======== Supplied information

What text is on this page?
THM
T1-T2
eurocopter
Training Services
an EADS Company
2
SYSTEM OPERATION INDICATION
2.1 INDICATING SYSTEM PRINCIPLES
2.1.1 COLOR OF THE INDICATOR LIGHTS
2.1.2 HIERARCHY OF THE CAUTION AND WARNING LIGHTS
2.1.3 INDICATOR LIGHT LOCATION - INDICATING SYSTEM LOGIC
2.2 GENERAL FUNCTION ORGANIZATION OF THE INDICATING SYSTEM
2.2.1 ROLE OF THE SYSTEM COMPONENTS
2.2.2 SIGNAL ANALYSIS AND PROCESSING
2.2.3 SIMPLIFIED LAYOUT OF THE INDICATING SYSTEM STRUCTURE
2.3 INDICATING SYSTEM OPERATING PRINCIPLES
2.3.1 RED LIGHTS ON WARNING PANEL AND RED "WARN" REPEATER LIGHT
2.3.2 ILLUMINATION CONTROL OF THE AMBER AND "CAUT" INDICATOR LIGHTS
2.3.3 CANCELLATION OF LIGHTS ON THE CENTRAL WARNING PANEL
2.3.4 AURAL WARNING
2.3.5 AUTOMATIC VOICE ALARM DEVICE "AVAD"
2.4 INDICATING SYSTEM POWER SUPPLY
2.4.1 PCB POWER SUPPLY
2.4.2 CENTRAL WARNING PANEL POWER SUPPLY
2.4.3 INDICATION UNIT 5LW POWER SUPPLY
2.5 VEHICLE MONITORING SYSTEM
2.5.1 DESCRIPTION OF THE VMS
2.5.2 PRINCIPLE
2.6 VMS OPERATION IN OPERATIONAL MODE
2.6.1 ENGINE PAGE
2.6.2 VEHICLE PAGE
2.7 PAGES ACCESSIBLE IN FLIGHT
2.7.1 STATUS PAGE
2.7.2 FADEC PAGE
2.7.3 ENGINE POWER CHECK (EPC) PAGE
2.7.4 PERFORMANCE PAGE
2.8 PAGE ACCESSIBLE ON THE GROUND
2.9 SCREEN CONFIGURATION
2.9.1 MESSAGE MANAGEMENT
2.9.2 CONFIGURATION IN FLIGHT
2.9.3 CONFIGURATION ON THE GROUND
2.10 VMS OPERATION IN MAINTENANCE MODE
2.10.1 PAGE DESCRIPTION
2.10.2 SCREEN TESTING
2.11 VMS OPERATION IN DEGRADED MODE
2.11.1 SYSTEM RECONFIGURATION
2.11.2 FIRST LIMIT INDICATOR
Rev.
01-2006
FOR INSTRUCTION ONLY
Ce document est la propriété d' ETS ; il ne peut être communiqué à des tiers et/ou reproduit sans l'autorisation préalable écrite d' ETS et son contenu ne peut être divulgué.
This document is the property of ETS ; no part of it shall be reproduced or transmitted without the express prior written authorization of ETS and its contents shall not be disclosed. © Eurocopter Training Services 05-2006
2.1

================

• Task directions: Each record above should be repeated exactly as it appears.

• Final answer:
What text is on this page?
THM
T1-T2
eurocopter
Training Services
an EADS Company
2
SYSTEM OPERATION INDICATION
2.1 INDICATING SYSTEM PRINCIPLES
2.1.1 COLOR OF THE INDICATOR LIGHTS
2.1.2 HIERARCHY OF THE CAUTION AND WARNING LIGHTS
2.1.3 INDICATOR LIGHT LOCATION - INDICATING SYSTEM LOGIC
2.2 GENERAL FUNCTION ORGANIZATION OF THE INDICATING SYSTEM
2.2.1 ROLE OF THE SYSTEM COMPONENTS
2.2.2 SIGNAL ANALYSIS AND PROCESSING
2.2.3 SIMPLIFIED LAYOUT OF THE INDICATING SYSTEM STRUCTURE
2.3 INDICATING SYSTEM OPERATING PRINCIPLES
2.3.1 RED LIGHTS ON WARNING PANEL AND RED "WARN" REPEATER LIGHT
2.3.2 ILLUMINATION CONTROL OF THE AMBER AND "CAUT" INDICATOR LIGHTS
2.3.3 CANCELLATION OF LIGHTS ON THE CENTRAL WARNING PANEL
2.3.4 AURAL WARNING
2.3.5 AUTOMATIC VOICE ALARM DEVICE "AVAD"
2.4 INDICATING SYSTEM POWER SUPPLY
2.4.1 PCB POWER SUPPLY
2.4.2 CENTRAL WARNING PANEL POWER SUPPLY
2.4.3 INDICATION UNIT 5LW POWER SUPPLY
2.5 VEHICLE MONITORING SYSTEM
2.5.1 DESCRIPTION OF THE VMS
2.5.2 PRINCIPLE
2.6 VMS OPERATION IN OPERATIONAL MODE
2.6.1 ENGINE PAGE
2.6.2 VEHICLE PAGE
2.7 PAGES ACCESSIBLE IN FLIGHT
2.7.1 STATUS PAGE
2.7.2 FADEC PAGE
2.7.3 ENGINE POWER CHECK (EPC) PAGE
2.7.4 PERFORMANCE PAGE
2.8 PAGE ACCESSIBLE ON THE GROUND
2.9 SCREEN CONFIGURATION
2.9.1 MESSAGE MANAGEMENT
2.9.2 CONFIGURATION IN FLIGHT
2.9.3 CONFIGURATION ON THE GROUND
2.10 VMS OPERATION IN MAINTENANCE MODE
2.10.1 PAGE DESCRIPTION
2.10.2 SCREEN TESTING
2.11 VMS OPERATION IN DEGRADED MODE
2.11.1 SYSTEM RECONFIGURATION
2.11.2 FIRST LIMIT INDICATOR
Rev.
01-2006
FOR INSTRUCTION ONLY
Ce document est la propriété d' ETS ; il ne peut être communiqué à des tiers et/ou reproduit sans l'autorisation préalable écrite d' ETS et son contenu ne peut être divulgué.
This document is the property of ETS ; no part of it shall be reproduced or transmitted without the express prior written authorization of ETS and its contents shall not be disclosed. © Eurocopter Training Services 05-2006
2.1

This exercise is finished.